# [Your goal]
The data below must be copied in full and without any change.

# [Figure content listings]
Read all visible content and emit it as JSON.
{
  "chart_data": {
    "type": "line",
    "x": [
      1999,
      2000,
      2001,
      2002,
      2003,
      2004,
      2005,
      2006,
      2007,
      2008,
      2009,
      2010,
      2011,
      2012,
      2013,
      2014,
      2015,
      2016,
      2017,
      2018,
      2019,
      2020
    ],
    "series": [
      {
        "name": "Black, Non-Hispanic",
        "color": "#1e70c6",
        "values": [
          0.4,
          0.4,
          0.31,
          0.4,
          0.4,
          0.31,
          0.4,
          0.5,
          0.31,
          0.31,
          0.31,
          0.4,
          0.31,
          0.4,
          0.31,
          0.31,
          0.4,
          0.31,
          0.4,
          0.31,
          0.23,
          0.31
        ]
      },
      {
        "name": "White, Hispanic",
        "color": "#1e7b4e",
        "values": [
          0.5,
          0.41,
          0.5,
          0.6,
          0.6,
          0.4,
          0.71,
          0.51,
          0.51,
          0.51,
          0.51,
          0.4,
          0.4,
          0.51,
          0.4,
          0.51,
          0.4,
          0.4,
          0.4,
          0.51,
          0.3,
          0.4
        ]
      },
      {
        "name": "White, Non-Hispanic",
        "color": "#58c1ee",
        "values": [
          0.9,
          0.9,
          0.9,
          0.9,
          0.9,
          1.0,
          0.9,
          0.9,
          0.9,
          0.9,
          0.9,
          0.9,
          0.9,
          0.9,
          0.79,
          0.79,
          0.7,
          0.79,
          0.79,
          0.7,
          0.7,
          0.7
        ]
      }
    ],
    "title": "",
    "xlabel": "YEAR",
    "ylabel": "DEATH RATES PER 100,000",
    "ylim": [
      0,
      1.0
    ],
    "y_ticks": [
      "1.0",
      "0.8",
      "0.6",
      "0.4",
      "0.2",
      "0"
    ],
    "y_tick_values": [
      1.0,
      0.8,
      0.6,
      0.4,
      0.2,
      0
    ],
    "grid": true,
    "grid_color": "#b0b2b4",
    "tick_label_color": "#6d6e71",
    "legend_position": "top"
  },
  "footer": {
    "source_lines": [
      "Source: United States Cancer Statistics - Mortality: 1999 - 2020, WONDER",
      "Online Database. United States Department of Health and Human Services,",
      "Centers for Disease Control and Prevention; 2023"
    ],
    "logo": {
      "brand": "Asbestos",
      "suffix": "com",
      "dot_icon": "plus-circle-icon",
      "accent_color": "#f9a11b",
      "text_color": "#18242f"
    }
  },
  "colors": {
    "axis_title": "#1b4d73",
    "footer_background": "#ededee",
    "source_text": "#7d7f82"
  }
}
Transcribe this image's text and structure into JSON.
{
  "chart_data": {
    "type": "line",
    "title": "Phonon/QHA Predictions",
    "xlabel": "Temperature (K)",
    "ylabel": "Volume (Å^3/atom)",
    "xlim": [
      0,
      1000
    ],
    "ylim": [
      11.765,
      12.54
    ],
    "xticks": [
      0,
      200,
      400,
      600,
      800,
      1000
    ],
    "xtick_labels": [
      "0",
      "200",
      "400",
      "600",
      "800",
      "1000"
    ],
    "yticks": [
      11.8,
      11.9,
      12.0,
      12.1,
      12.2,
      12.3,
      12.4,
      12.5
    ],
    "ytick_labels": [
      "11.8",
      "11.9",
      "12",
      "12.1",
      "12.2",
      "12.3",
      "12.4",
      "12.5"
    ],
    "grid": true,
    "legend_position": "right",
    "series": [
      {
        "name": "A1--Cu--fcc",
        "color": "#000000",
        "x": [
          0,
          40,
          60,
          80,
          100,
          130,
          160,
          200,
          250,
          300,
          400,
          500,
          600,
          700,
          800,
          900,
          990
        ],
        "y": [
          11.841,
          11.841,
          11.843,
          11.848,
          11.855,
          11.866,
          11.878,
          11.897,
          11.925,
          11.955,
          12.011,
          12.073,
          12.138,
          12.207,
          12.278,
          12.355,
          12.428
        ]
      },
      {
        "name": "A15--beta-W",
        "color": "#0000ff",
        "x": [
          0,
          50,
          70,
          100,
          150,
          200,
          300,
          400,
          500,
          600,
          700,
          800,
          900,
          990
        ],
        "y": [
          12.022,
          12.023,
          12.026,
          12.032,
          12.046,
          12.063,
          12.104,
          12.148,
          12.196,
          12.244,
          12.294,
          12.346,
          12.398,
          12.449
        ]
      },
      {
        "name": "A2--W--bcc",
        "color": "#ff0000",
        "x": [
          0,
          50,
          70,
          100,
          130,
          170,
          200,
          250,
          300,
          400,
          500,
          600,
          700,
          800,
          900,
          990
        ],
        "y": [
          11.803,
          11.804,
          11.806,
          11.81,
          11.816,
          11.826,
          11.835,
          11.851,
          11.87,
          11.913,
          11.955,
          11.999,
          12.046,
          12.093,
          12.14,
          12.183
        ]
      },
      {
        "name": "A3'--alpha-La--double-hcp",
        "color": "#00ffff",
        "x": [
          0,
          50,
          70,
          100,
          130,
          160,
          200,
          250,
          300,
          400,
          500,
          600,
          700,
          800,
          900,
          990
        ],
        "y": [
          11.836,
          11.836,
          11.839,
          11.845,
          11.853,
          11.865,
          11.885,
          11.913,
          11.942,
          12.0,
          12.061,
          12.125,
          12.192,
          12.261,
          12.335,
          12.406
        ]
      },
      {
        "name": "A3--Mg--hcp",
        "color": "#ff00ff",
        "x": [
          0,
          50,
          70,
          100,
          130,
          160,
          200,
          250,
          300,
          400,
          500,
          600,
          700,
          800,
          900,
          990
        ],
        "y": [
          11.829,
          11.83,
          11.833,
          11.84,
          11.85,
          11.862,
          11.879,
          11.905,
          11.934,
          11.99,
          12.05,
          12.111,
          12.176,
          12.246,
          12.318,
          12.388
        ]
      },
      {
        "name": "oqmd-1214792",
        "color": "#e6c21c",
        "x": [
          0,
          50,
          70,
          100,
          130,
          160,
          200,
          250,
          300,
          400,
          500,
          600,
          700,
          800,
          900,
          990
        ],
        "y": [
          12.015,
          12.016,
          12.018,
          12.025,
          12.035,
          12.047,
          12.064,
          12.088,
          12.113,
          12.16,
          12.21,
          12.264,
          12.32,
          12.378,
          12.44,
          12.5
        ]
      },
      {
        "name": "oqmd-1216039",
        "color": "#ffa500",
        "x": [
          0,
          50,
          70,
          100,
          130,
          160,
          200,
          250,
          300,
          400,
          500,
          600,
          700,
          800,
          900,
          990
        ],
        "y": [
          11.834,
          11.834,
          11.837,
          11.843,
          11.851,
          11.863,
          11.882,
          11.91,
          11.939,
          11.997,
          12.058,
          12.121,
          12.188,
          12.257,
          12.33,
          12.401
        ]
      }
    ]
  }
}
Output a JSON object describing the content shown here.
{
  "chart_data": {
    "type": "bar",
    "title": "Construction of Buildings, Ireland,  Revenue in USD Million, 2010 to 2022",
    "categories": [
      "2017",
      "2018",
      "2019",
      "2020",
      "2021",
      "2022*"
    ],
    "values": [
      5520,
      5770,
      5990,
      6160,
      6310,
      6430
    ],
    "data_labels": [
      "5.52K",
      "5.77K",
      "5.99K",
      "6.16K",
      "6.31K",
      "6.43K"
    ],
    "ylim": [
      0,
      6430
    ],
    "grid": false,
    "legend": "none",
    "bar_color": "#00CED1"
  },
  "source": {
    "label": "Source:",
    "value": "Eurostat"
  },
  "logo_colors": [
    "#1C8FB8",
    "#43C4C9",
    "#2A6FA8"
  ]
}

# [Solution to this problem]
Read all visible content and emit it as JSON.
{
  "chart_data": {
    "type": "line",
    "x": [
      1999,
      2000,
      2001,
      2002,
      2003,
      2004,
      2005,
      2006,
      2007,
      2008,
      2009,
      2010,
      2011,
      2012,
      2013,
      2014,
      2015,
      2016,
      2017,
      2018,
      2019,
      2020
    ],
    "series": [
      {
        "name": "Black, Non-Hispanic",
        "color": "#1e70c6",
        "values": [
          0.4,
          0.4,
          0.31,
          0.4,
          0.4,
          0.31,
          0.4,
          0.5,
          0.31,
          0.31,
          0.31,
          0.4,
          0.31,
          0.4,
          0.31,
          0.31,
          0.4,
          0.31,
          0.4,
          0.31,
          0.23,
          0.31
        ]
      },
      {
        "name": "White, Hispanic",
        "color": "#1e7b4e",
        "values": [
          0.5,
          0.41,
          0.5,
          0.6,
          0.6,
          0.4,
          0.71,
          0.51,
          0.51,
          0.51,
          0.51,
          0.4,
          0.4,
          0.51,
          0.4,
          0.51,
          0.4,
          0.4,
          0.4,
          0.51,
          0.3,
          0.4
        ]
      },
      {
        "name": "White, Non-Hispanic",
        "color": "#58c1ee",
        "values": [
          0.9,
          0.9,
          0.9,
          0.9,
          0.9,
          1.0,
          0.9,
          0.9,
          0.9,
          0.9,
          0.9,
          0.9,
          0.9,
          0.9,
          0.79,
          0.79,
          0.7,
          0.79,
          0.79,
          0.7,
          0.7,
          0.7
        ]
      }
    ],
    "title": "",
    "xlabel": "YEAR",
    "ylabel": "DEATH RATES PER 100,000",
    "ylim": [
      0,
      1.0
    ],
    "y_ticks": [
      "1.0",
      "0.8",
      "0.6",
      "0.4",
      "0.2",
      "0"
    ],
    "y_tick_values": [
      1.0,
      0.8,
      0.6,
      0.4,
      0.2,
      0
    ],
    "grid": true,
    "grid_color": "#b0b2b4",
    "tick_label_color": "#6d6e71",
    "legend_position": "top"
  },
  "footer": {
    "source_lines": [
      "Source: United States Cancer Statistics - Mortality: 1999 - 2020, WONDER",
      "Online Database. United States Department of Health and Human Services,",
      "Centers for Disease Control and Prevention; 2023"
    ],
    "logo": {
      "brand": "Asbestos",
      "suffix": "com",
      "dot_icon": "plus-circle-icon",
      "accent_color": "#f9a11b",
      "text_color": "#18242f"
    }
  },
  "colors": {
    "axis_title": "#1b4d73",
    "footer_background": "#ededee",
    "source_text": "#7d7f82"
  }
}
Transcribe this image's text and structure into JSON.
{
  "chart_data": {
    "type": "line",
    "title": "Phonon/QHA Predictions",
    "xlabel": "Temperature (K)",
    "ylabel": "Volume (Å^3/atom)",
    "xlim": [
      0,
      1000
    ],
    "ylim": [
      11.765,
      12.54
    ],
    "xticks": [
      0,
      200,
      400,
      600,
      800,
      1000
    ],
    "xtick_labels": [
      "0",
      "200",
      "400",
      "600",
      "800",
      "1000"
    ],
    "yticks": [
      11.8,
      11.9,
      12.0,
      12.1,
      12.2,
      12.3,
      12.4,
      12.5
    ],
    "ytick_labels": [
      "11.8",
      "11.9",
      "12",
      "12.1",
      "12.2",
      "12.3",
      "12.4",
      "12.5"
    ],
    "grid": true,
    "legend_position": "right",
    "series": [
      {
        "name": "A1--Cu--fcc",
        "color": "#000000",
        "x": [
          0,
          40,
          60,
          80,
          100,
          130,
          160,
          200,
          250,
          300,
          400,
          500,
          600,
          700,
          800,
          900,
          990
        ],
        "y": [
          11.841,
          11.841,
          11.843,
          11.848,
          11.855,
          11.866,
          11.878,
          11.897,
          11.925,
          11.955,
          12.011,
          12.073,
          12.138,
          12.207,
          12.278,
          12.355,
          12.428
        ]
      },
      {
        "name": "A15--beta-W",
        "color": "#0000ff",
        "x": [
          0,
          50,
          70,
          100,
          150,
          200,
          300,
          400,
          500,
          600,
          700,
          800,
          900,
          990
        ],
        "y": [
          12.022,
          12.023,
          12.026,
          12.032,
          12.046,
          12.063,
          12.104,
          12.148,
          12.196,
          12.244,
          12.294,
          12.346,
          12.398,
          12.449
        ]
      },
      {
        "name": "A2--W--bcc",
        "color": "#ff0000",
        "x": [
          0,
          50,
          70,
          100,
          130,
          170,
          200,
          250,
          300,
          400,
          500,
          600,
          700,
          800,
          900,
          990
        ],
        "y": [
          11.803,
          11.804,
          11.806,
          11.81,
          11.816,
          11.826,
          11.835,
          11.851,
          11.87,
          11.913,
          11.955,
          11.999,
          12.046,
          12.093,
          12.14,
          12.183
        ]
      },
      {
        "name": "A3'--alpha-La--double-hcp",
        "color": "#00ffff",
        "x": [
          0,
          50,
          70,
          100,
          130,
          160,
          200,
          250,
          300,
          400,
          500,
          600,
          700,
          800,
          900,
          990
        ],
        "y": [
          11.836,
          11.836,
          11.839,
          11.845,
          11.853,
          11.865,
          11.885,
          11.913,
          11.942,
          12.0,
          12.061,
          12.125,
          12.192,
          12.261,
          12.335,
          12.406
        ]
      },
      {
        "name": "A3--Mg--hcp",
        "color": "#ff00ff",
        "x": [
          0,
          50,
          70,
          100,
          130,
          160,
          200,
          250,
          300,
          400,
          500,
          600,
          700,
          800,
          900,
          990
        ],
        "y": [
          11.829,
          11.83,
          11.833,
          11.84,
          11.85,
          11.862,
          11.879,
          11.905,
          11.934,
          11.99,
          12.05,
          12.111,
          12.176,
          12.246,
          12.318,
          12.388
        ]
      },
      {
        "name": "oqmd-1214792",
        "color": "#e6c21c",
        "x": [
          0,
          50,
          70,
          100,
          130,
          160,
          200,
          250,
          300,
          400,
          500,
          600,
          700,
          800,
          900,
          990
        ],
        "y": [
          12.015,
          12.016,
          12.018,
          12.025,
          12.035,
          12.047,
          12.064,
          12.088,
          12.113,
          12.16,
          12.21,
          12.264,
          12.32,
          12.378,
          12.44,
          12.5
        ]
      },
      {
        "name": "oqmd-1216039",
        "color": "#ffa500",
        "x": [
          0,
          50,
          70,
          100,
          130,
          160,
          200,
          250,
          300,
          400,
          500,
          600,
          700,
          800,
          900,
          990
        ],
        "y": [
          11.834,
          11.834,
          11.837,
          11.843,
          11.851,
          11.863,
          11.882,
          11.91,
          11.939,
          11.997,
          12.058,
          12.121,
          12.188,
          12.257,
          12.33,
          12.401
        ]
      }
    ]
  }
}
Output a JSON object describing the content shown here.
{
  "chart_data": {
    "type": "bar",
    "title": "Construction of Buildings, Ireland,  Revenue in USD Million, 2010 to 2022",
    "categories": [
      "2017",
      "2018",
      "2019",
      "2020",
      "2021",
      "2022*"
    ],
    "values": [
      5520,
      5770,
      5990,
      6160,
      6310,
      6430
    ],
    "data_labels": [
      "5.52K",
      "5.77K",
      "5.99K",
      "6.16K",
      "6.31K",
      "6.43K"
    ],
    "ylim": [
      0,
      6430
    ],
    "grid": false,
    "legend": "none",
    "bar_color": "#00CED1"
  },
  "source": {
    "label": "Source:",
    "value": "Eurostat"
  },
  "logo_colors": [
    "#1C8FB8",
    "#43C4C9",
    "#2A6FA8"
  ]
}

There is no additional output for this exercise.